— start —

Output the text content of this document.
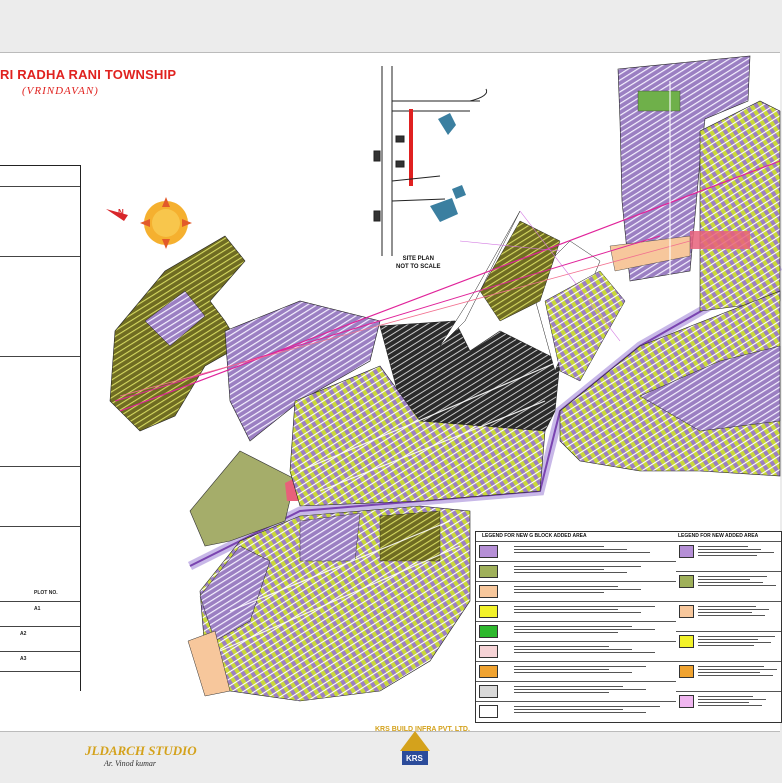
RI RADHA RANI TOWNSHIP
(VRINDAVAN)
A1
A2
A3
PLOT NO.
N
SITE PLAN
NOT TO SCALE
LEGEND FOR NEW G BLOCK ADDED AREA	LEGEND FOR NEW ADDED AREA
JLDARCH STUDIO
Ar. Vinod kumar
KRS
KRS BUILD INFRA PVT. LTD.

— end —

Above are records to transcribe exactly; leave their pictures out.

▸ ANSWER IN FULL:
Output the text content of this document.
RI RADHA RANI TOWNSHIP
(VRINDAVAN)
A1
A2
A3
PLOT NO.
N
SITE PLAN
NOT TO SCALE
LEGEND FOR NEW G BLOCK ADDED AREA	LEGEND FOR NEW ADDED AREA
JLDARCH STUDIO
Ar. Vinod kumar
KRS
KRS BUILD INFRA PVT. LTD.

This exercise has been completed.